> _What needs to be done_: From the entries below, pull out each line where "JSON" appears.

— start of Excerpted data —

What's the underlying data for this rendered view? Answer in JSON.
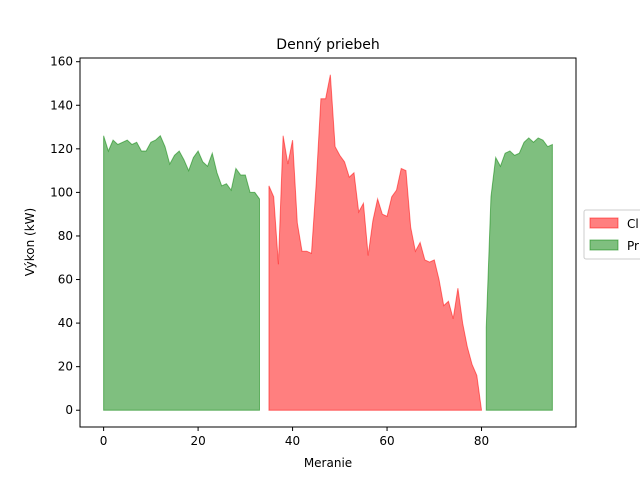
{
  "chart_data": {
    "type": "area",
    "title": "Denný priebeh",
    "xlabel": "Meranie",
    "ylabel": "Výkon (kW)",
    "xlim": [
      -5,
      100
    ],
    "ylim": [
      -7.7,
      161.7
    ],
    "xticks": [
      0,
      20,
      40,
      60,
      80
    ],
    "yticks": [
      0,
      20,
      40,
      60,
      80,
      100,
      120,
      140,
      160
    ],
    "legend_position": "right, clipped at figure edge",
    "grid": false,
    "series": [
      {
        "name": "Cl",
        "color": "#ff0000",
        "alpha": 0.5,
        "x": [
          35,
          36,
          37,
          38,
          39,
          40,
          41,
          42,
          43,
          44,
          45,
          46,
          47,
          48,
          49,
          50,
          51,
          52,
          53,
          54,
          55,
          56,
          57,
          58,
          59,
          60,
          61,
          62,
          63,
          64,
          65,
          66,
          67,
          68,
          69,
          70,
          71,
          72,
          73,
          74,
          75,
          76,
          77,
          78,
          79,
          80
        ],
        "y": [
          103,
          98,
          67,
          126,
          113,
          124,
          86,
          73,
          73,
          72,
          104,
          143,
          143,
          154,
          121,
          117,
          114,
          107,
          109,
          91,
          95,
          71,
          87,
          97,
          90,
          89,
          98,
          101,
          111,
          110,
          84,
          73,
          77,
          69,
          68,
          69,
          60,
          48,
          50,
          42,
          56,
          40,
          29,
          21,
          16,
          0
        ]
      },
      {
        "name": "Pr",
        "color": "#008000",
        "alpha": 0.5,
        "segments": [
          {
            "x": [
              0,
              1,
              2,
              3,
              4,
              5,
              6,
              7,
              8,
              9,
              10,
              11,
              12,
              13,
              14,
              15,
              16,
              17,
              18,
              19,
              20,
              21,
              22,
              23,
              24,
              25,
              26,
              27,
              28,
              29,
              30,
              31,
              32,
              33
            ],
            "y": [
              126,
              119,
              124,
              122,
              123,
              124,
              122,
              123,
              119,
              119,
              123,
              124,
              126,
              121,
              113,
              117,
              119,
              115,
              110,
              116,
              119,
              114,
              112,
              118,
              109,
              103,
              104,
              101,
              111,
              108,
              108,
              100,
              100,
              97
            ]
          },
          {
            "x": [
              81,
              82,
              83,
              84,
              85,
              86,
              87,
              88,
              89,
              90,
              91,
              92,
              93,
              94,
              95
            ],
            "y": [
              38,
              98,
              116,
              112,
              118,
              119,
              117,
              118,
              123,
              125,
              123,
              125,
              124,
              121,
              122
            ]
          }
        ]
      }
    ]
  }
}
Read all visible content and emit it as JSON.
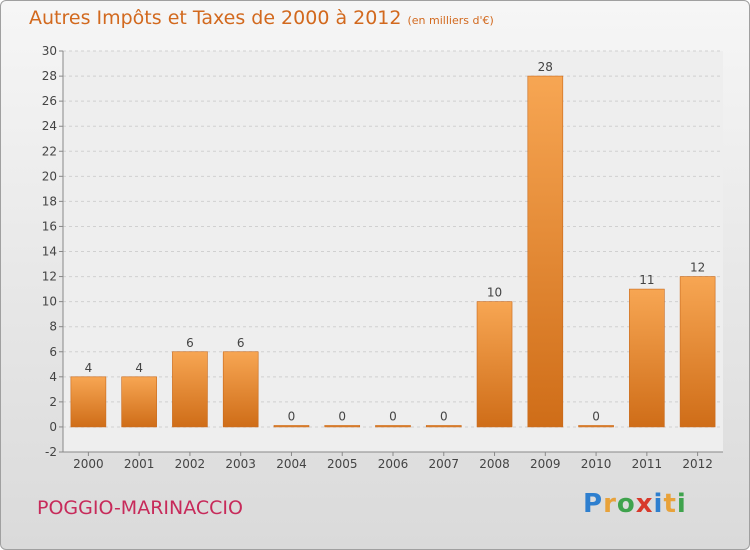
{
  "chart_data": {
    "type": "bar",
    "title": "Autres Impôts et Taxes de 2000 à 2012",
    "subtitle": "(en milliers d'€)",
    "categories": [
      "2000",
      "2001",
      "2002",
      "2003",
      "2004",
      "2005",
      "2006",
      "2007",
      "2008",
      "2009",
      "2010",
      "2011",
      "2012"
    ],
    "values": [
      4,
      4,
      6,
      6,
      0,
      0,
      0,
      0,
      10,
      28,
      0,
      11,
      12
    ],
    "data_labels": [
      "4",
      "4",
      "6",
      "6",
      "0",
      "0",
      "0",
      "0",
      "10",
      "28",
      "0",
      "11",
      "12"
    ],
    "ylim": [
      -2,
      30
    ],
    "yticks": [
      "-2",
      "0",
      "2",
      "4",
      "6",
      "8",
      "10",
      "12",
      "14",
      "16",
      "18",
      "20",
      "22",
      "24",
      "26",
      "28",
      "30"
    ],
    "grid": true,
    "bar_color": "#f0a050"
  },
  "footer": {
    "commune": "POGGIO-MARINACCIO"
  },
  "brand": {
    "p": "P",
    "r": "r",
    "o": "o",
    "x": "x",
    "i": "i",
    "t": "t",
    "i2": "i"
  }
}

— end of Excerpted data —

> _Solution to this task_:
What's the underlying data for this rendered view? Answer in JSON.
Read all visible content and emit it as JSON.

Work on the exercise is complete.